What to do: Whenever a line in the records below holds the string "JSON", include it in the count, and state the number alone.

Excerpts from a figure dataset:
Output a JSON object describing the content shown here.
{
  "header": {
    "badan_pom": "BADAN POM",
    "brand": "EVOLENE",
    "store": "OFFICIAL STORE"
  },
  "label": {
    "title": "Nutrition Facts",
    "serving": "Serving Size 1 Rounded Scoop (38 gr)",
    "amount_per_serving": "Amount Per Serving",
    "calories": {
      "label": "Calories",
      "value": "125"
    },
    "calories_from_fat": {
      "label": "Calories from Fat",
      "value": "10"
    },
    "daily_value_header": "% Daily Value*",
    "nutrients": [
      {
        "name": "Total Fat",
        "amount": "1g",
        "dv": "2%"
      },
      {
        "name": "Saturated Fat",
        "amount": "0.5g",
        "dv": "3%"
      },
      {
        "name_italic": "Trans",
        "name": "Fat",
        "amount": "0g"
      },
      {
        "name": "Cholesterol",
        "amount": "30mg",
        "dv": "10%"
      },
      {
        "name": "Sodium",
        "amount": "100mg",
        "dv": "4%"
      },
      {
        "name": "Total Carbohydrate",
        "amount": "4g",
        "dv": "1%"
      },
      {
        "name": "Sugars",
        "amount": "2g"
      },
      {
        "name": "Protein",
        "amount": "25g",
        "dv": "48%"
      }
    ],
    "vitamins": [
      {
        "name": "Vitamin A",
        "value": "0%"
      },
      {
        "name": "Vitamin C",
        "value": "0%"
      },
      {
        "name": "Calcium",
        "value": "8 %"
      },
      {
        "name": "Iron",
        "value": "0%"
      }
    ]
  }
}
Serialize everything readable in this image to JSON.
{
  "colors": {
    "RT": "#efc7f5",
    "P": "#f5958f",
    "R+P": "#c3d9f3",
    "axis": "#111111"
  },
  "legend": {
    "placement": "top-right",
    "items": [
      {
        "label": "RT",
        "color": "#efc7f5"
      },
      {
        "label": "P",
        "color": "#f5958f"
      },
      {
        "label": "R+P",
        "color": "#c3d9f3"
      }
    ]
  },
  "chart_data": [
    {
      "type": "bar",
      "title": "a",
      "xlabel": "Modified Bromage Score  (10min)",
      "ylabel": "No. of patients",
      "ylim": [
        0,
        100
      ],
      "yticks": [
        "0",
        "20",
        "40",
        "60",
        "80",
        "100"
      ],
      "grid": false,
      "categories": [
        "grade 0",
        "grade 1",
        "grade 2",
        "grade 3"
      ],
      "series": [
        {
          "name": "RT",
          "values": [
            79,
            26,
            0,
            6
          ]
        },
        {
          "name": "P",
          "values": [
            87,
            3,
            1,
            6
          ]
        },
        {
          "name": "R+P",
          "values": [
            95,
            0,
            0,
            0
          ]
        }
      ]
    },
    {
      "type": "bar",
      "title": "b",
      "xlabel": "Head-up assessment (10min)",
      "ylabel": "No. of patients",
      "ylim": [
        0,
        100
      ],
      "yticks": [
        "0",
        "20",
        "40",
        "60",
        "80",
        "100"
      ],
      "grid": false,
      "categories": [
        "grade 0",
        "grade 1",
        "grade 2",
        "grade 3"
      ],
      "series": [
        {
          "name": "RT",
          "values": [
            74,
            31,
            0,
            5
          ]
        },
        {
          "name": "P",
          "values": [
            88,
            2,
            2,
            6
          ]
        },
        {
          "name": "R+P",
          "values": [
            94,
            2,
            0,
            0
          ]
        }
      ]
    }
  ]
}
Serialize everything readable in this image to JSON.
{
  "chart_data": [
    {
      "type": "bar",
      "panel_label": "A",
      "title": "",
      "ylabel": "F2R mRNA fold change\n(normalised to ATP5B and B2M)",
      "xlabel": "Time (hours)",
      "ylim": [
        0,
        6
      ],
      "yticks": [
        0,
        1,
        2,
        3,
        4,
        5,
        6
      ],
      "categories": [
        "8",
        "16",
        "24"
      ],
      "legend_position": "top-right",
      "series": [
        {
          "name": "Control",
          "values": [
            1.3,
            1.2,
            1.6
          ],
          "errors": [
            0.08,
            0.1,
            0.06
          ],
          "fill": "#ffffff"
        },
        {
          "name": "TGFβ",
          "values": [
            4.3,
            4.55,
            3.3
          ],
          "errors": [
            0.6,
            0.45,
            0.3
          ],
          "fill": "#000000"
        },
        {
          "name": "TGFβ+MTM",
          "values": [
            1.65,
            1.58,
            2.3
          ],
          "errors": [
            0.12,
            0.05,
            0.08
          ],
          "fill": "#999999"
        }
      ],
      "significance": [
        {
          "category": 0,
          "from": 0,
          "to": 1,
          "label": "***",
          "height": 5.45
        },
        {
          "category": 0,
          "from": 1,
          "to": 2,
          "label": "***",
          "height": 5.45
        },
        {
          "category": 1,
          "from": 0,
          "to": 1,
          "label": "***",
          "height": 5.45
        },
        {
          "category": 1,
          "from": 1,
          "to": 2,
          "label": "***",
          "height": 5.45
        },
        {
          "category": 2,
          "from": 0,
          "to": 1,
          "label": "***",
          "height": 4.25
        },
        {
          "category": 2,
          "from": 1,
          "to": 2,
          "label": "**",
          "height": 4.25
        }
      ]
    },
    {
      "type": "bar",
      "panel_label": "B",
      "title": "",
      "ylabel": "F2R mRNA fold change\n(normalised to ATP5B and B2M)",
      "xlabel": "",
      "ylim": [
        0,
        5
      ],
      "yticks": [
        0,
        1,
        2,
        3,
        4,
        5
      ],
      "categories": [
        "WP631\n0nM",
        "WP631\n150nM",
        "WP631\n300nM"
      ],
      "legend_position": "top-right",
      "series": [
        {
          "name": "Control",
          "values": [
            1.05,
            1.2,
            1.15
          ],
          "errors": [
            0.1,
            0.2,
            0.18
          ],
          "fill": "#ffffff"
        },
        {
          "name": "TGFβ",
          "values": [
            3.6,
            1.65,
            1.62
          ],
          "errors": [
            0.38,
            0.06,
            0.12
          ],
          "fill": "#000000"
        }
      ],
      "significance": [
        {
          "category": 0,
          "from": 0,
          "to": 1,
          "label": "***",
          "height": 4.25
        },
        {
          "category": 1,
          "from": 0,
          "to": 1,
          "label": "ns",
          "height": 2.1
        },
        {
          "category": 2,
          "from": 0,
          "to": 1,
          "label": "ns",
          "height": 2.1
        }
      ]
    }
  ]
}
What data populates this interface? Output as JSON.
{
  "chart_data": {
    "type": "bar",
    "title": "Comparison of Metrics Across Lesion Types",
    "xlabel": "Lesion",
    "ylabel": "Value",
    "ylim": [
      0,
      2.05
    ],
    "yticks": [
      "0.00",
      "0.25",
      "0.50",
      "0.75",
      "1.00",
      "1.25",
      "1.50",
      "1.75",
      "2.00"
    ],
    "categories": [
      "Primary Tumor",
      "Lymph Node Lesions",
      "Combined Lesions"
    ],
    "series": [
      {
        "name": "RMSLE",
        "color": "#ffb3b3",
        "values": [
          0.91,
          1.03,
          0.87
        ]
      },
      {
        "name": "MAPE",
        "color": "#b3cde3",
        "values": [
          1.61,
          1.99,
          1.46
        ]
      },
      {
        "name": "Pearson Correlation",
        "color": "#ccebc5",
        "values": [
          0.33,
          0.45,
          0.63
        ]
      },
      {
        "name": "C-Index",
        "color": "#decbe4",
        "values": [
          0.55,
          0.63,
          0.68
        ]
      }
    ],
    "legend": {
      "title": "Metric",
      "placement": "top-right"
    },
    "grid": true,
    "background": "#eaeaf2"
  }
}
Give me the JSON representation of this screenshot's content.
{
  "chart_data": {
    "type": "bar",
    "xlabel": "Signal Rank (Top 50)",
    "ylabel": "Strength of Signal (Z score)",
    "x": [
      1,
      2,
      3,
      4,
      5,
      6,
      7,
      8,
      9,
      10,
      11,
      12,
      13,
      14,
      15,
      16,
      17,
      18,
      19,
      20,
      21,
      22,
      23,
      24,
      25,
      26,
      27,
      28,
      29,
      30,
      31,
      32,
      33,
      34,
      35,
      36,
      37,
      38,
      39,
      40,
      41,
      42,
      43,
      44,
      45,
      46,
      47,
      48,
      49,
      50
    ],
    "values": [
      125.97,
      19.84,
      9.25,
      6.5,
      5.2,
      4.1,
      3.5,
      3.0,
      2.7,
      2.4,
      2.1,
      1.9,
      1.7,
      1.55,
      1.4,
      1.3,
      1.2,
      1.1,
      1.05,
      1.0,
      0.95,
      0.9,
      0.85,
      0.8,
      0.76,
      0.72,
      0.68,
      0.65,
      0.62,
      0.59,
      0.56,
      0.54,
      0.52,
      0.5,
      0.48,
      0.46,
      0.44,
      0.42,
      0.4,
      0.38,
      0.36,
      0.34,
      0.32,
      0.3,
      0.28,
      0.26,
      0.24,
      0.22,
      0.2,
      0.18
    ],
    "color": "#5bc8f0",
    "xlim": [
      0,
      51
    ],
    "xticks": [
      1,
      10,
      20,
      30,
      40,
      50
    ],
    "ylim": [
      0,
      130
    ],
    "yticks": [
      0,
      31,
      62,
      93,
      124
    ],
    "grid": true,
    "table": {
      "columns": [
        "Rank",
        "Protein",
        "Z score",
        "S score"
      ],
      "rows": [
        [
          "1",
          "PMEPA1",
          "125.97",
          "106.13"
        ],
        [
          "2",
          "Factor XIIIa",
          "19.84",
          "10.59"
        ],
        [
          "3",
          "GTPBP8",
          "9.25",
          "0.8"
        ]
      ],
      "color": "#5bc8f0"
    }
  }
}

Task output: 5